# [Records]
+--
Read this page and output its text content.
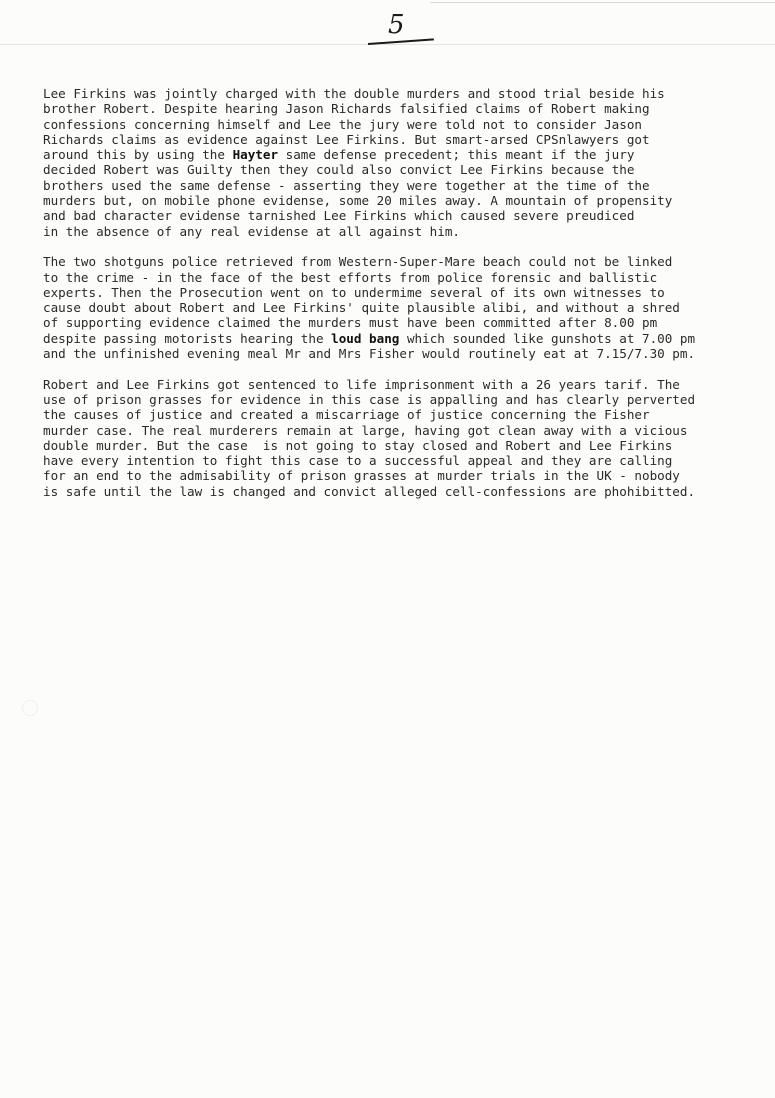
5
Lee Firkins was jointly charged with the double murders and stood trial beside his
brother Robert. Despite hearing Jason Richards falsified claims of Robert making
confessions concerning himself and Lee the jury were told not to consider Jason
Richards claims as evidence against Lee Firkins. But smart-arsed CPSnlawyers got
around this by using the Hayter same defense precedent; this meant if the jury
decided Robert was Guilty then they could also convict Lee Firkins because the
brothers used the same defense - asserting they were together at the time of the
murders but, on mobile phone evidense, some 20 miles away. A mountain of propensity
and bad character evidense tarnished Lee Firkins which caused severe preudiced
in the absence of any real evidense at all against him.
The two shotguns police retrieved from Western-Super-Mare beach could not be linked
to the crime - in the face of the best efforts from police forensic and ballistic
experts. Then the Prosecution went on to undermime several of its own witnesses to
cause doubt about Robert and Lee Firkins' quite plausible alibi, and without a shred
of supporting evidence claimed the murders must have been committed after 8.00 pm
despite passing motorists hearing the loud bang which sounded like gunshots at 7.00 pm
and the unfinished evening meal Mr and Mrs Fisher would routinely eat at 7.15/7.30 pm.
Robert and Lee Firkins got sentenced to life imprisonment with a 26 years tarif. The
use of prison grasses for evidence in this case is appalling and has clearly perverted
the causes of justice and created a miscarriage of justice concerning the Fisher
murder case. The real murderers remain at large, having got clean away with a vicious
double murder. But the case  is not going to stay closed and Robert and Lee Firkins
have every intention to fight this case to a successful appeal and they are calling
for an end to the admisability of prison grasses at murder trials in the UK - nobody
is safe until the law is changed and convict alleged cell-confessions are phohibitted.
+--
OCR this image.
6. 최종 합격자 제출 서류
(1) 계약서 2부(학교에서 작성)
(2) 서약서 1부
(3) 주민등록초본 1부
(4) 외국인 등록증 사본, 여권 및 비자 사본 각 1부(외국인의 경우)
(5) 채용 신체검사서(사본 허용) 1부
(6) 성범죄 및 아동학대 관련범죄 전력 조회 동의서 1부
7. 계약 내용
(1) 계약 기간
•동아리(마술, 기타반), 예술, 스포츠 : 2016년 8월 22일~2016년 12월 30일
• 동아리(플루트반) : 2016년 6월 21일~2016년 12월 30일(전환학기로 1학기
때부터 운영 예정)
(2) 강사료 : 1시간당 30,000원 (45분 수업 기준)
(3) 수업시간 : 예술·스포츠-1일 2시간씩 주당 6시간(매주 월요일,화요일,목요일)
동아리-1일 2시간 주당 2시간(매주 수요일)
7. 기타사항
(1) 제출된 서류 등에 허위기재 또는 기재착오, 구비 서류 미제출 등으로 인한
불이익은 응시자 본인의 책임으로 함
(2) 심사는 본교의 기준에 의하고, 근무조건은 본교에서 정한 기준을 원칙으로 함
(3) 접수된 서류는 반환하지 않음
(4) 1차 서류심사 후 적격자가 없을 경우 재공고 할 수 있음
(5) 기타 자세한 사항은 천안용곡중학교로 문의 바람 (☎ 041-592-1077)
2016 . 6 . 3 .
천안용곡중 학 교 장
+--
# [Objective]
Copy out each line of the records where the string "concerning" appears.

# [Written reply]
confessions concerning himself and Lee the jury were told not to consider Jason
the causes of justice and created a miscarriage of justice concerning the Fisher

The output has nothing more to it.